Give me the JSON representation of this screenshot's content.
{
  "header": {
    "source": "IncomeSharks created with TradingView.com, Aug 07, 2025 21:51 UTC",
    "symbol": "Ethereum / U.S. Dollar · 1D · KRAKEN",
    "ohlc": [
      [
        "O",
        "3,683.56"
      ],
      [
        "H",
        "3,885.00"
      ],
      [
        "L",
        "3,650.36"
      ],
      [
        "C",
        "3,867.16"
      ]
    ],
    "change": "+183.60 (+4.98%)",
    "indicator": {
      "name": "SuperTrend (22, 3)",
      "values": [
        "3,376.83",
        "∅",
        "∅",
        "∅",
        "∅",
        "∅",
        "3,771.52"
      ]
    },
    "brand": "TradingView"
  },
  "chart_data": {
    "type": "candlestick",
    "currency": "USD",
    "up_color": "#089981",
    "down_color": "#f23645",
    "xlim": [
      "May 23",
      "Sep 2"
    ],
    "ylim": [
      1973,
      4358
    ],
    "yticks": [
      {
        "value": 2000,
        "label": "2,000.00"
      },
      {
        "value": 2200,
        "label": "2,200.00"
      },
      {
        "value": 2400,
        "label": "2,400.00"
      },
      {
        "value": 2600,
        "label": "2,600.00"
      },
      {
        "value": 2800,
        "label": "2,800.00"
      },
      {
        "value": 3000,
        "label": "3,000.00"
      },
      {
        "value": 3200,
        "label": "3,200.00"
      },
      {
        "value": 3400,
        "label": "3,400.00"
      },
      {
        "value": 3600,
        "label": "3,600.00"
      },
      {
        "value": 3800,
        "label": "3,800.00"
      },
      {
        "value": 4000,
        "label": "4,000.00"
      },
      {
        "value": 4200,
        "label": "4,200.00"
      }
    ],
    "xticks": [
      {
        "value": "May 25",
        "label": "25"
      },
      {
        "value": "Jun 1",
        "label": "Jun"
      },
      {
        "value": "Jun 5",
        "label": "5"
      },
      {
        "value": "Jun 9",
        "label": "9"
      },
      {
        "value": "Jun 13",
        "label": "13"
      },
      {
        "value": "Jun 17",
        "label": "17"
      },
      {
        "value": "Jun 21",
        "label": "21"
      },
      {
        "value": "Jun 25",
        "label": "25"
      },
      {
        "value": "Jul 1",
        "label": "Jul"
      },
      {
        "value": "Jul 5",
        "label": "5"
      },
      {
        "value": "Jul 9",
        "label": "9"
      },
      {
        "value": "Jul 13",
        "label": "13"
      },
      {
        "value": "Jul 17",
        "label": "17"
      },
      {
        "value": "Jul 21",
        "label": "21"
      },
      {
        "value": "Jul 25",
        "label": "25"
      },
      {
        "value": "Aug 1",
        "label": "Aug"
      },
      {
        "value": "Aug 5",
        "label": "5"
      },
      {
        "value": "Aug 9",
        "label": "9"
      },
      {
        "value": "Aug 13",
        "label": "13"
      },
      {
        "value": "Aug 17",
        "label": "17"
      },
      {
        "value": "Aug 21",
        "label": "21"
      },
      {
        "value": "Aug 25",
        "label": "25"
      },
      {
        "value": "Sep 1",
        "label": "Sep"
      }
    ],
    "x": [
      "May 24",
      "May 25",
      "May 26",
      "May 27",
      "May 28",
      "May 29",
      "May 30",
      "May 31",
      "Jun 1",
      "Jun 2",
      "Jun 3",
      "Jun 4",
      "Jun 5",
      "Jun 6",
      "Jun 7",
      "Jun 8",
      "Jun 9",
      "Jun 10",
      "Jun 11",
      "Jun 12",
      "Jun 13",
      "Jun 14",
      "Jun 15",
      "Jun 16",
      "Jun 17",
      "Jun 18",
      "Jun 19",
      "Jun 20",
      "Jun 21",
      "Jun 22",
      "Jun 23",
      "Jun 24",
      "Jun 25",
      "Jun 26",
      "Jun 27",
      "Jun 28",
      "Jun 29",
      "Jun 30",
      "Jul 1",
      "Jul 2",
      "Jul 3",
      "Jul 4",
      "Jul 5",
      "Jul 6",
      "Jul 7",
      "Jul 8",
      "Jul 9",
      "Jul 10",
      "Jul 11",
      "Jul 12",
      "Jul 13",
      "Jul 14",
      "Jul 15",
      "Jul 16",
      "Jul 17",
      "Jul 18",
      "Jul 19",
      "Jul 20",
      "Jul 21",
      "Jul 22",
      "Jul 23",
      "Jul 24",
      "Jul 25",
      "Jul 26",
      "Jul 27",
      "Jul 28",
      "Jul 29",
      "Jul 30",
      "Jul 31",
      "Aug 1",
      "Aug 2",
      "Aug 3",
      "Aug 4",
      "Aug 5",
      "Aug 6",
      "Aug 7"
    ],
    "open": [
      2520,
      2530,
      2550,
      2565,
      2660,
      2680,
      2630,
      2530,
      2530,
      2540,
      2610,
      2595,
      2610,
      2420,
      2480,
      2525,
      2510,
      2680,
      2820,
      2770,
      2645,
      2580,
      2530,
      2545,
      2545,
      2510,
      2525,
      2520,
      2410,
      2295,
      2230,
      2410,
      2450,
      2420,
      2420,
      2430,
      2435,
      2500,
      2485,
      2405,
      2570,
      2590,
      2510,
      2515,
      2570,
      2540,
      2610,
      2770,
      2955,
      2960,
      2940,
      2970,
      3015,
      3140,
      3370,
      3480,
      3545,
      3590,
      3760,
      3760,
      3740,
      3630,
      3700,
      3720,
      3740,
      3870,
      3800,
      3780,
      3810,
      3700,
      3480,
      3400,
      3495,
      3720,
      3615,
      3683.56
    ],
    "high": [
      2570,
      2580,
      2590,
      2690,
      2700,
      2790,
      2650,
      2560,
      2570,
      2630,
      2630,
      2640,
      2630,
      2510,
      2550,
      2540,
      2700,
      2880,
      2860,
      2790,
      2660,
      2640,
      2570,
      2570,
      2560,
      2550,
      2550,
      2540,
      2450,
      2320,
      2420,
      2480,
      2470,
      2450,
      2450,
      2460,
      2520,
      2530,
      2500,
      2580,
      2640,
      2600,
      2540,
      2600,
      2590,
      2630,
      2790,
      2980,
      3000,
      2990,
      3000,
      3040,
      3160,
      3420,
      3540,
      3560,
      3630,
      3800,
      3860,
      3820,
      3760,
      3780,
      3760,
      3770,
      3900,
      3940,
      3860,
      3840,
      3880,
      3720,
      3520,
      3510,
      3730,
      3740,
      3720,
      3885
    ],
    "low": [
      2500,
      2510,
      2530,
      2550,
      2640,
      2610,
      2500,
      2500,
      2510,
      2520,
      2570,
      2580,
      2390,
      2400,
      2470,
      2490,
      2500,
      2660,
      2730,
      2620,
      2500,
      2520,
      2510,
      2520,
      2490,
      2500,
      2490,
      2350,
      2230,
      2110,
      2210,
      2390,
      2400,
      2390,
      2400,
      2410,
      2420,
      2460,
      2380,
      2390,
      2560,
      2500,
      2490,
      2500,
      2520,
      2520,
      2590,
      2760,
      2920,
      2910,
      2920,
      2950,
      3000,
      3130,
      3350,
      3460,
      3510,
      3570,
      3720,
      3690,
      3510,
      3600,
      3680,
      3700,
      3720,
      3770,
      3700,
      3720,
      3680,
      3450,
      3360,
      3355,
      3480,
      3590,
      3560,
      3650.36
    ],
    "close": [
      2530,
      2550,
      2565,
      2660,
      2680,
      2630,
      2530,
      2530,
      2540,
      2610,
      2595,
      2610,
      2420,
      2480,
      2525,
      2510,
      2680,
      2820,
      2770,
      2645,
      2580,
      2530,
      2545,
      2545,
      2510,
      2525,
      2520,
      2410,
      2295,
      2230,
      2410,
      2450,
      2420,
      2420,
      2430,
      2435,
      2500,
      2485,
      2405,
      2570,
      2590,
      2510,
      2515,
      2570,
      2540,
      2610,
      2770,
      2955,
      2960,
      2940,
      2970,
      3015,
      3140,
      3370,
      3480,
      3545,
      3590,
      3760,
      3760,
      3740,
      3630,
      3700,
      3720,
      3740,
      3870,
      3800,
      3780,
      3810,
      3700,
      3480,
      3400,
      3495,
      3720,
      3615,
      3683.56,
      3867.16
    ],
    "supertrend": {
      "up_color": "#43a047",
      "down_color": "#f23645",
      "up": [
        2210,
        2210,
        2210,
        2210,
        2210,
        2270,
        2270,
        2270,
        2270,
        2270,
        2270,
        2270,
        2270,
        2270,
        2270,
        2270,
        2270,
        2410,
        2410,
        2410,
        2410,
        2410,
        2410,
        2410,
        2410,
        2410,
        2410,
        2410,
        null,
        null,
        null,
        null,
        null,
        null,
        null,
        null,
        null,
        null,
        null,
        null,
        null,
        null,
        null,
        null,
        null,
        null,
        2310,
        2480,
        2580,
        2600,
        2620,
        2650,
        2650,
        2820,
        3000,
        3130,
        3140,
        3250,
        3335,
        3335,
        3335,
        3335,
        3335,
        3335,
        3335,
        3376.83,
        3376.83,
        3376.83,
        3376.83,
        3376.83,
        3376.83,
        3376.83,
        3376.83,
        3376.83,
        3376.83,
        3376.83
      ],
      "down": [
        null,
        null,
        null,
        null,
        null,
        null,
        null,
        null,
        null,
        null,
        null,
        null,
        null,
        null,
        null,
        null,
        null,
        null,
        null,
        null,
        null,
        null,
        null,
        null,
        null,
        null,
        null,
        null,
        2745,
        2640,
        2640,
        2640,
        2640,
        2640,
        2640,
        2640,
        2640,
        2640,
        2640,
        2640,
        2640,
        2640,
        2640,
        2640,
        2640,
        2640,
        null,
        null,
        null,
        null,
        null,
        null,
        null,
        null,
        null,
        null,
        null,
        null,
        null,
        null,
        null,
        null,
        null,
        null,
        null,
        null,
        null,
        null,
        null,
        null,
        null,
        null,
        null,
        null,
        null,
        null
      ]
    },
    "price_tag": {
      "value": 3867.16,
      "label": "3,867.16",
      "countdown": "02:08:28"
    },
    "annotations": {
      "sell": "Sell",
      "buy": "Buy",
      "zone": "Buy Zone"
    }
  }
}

Aim of the task —
Among the records above, how many lines carry the string "TradingView"? Reply with the number alone.

Written answer —
2